> [EXERCISE BRIEF]
Lay out every line of the rows below as a Markdown table with two columns, No. and Line, numbering the lines in order and skipping any blank ones. Leave the pictures out of the table.

::::

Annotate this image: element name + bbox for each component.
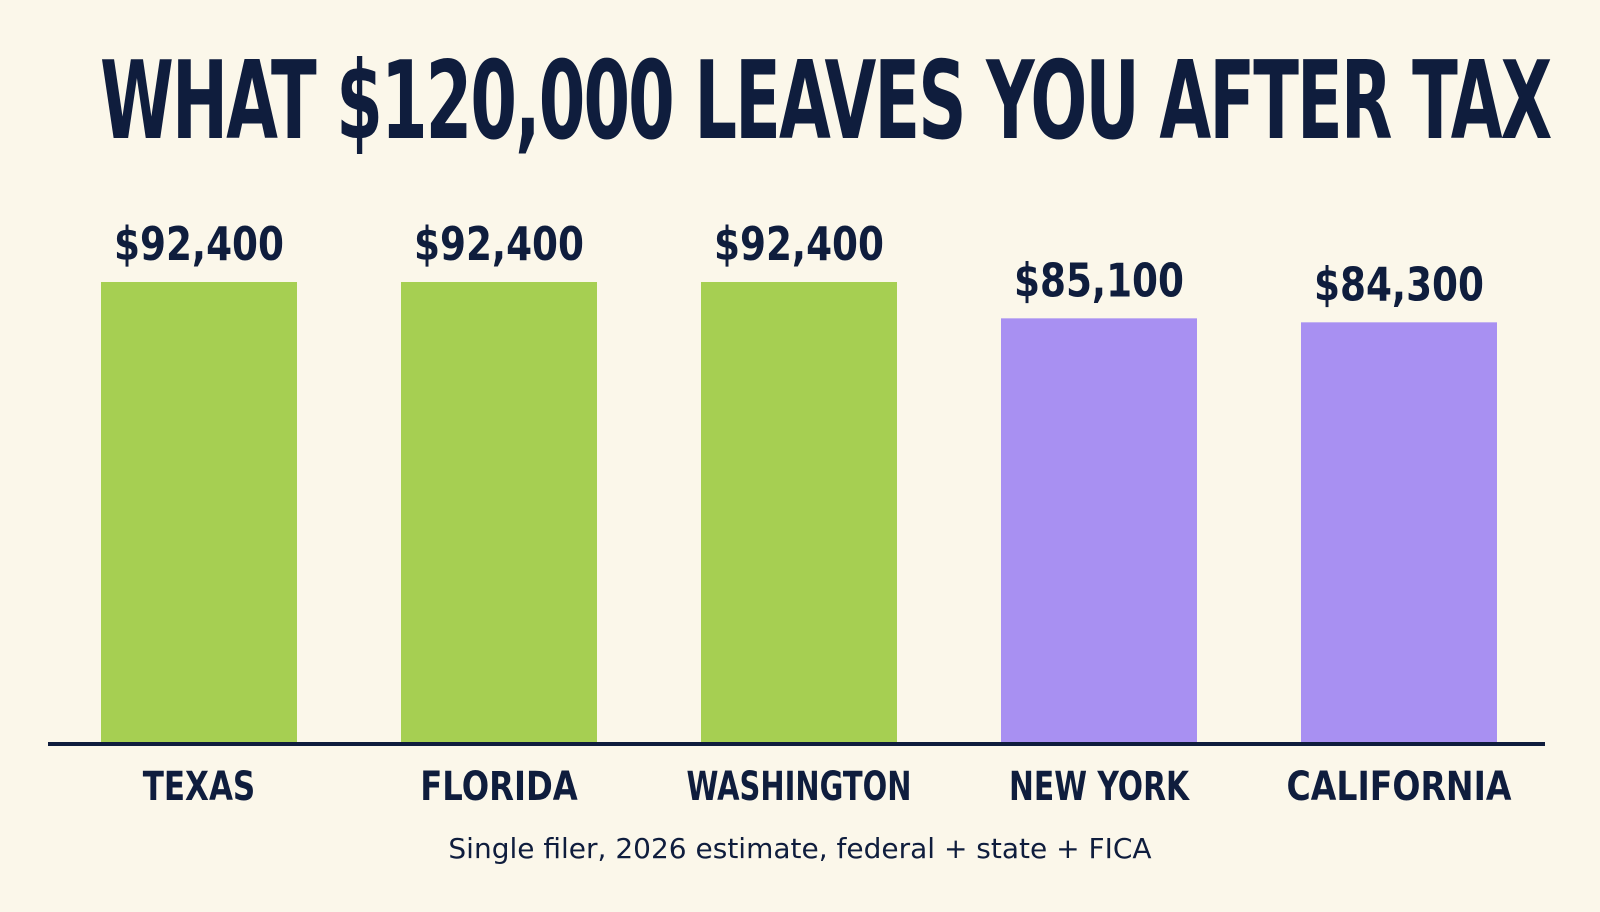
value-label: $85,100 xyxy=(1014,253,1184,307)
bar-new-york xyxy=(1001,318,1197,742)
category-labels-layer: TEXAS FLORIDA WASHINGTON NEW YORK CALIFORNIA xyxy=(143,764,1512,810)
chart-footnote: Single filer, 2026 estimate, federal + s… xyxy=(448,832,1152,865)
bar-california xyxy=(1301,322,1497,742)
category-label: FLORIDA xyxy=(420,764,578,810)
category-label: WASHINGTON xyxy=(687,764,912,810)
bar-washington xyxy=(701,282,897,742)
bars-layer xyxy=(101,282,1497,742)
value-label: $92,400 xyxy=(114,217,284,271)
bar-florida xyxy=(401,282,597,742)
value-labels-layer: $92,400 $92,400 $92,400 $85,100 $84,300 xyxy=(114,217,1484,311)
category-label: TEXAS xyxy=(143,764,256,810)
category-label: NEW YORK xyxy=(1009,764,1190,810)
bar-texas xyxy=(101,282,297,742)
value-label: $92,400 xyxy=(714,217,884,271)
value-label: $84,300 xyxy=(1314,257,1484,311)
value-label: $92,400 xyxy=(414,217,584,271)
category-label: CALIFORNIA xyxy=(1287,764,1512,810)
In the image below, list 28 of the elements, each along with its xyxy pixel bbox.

::::

> [ANSWER TO THIS PROBLEM]
| No. | Line |
|---|---|
| 1 | Annotate this image: element name + bbox for each component. |
| 2 | value-label: $85,100 xyxy=(1014,253,1184,307) |
| 3 | bar-new-york xyxy=(1001,318,1197,742) |
| 4 | category-labels-layer: TEXAS FLORIDA WASHINGTON NEW YORK CALIFORNIA xyxy=(143,764,1512,810) |
| 5 | chart-footnote: Single filer, 2026 estimate, federal + s… xyxy=(448,832,1152,865) |
| 6 | bar-california xyxy=(1301,322,1497,742) |
| 7 | category-label: FLORIDA xyxy=(420,764,578,810) |
| 8 | category-label: WASHINGTON xyxy=(687,764,912,810) |
| 9 | bar-washington xyxy=(701,282,897,742) |
| 10 | bars-layer xyxy=(101,282,1497,742) |
| 11 | value-label: $92,400 xyxy=(114,217,284,271) |
| 12 | bar-florida xyxy=(401,282,597,742) |
| 13 | value-labels-layer: $92,400 $92,400 $92,400 $85,100 $84,300 xyxy=(114,217,1484,311) |
| 14 | category-label: TEXAS xyxy=(143,764,256,810) |
| 15 | category-label: NEW YORK xyxy=(1009,764,1190,810) |
| 16 | bar-texas xyxy=(101,282,297,742) |
| 17 | value-label: $92,400 xyxy=(714,217,884,271) |
| 18 | value-label: $84,300 xyxy=(1314,257,1484,311) |
| 19 | value-label: $92,400 xyxy=(414,217,584,271) |
| 20 | category-label: CALIFORNIA xyxy=(1287,764,1512,810) |
| 21 | In the image below, list 28 of the elements, each along with its xyxy pixel bbox. |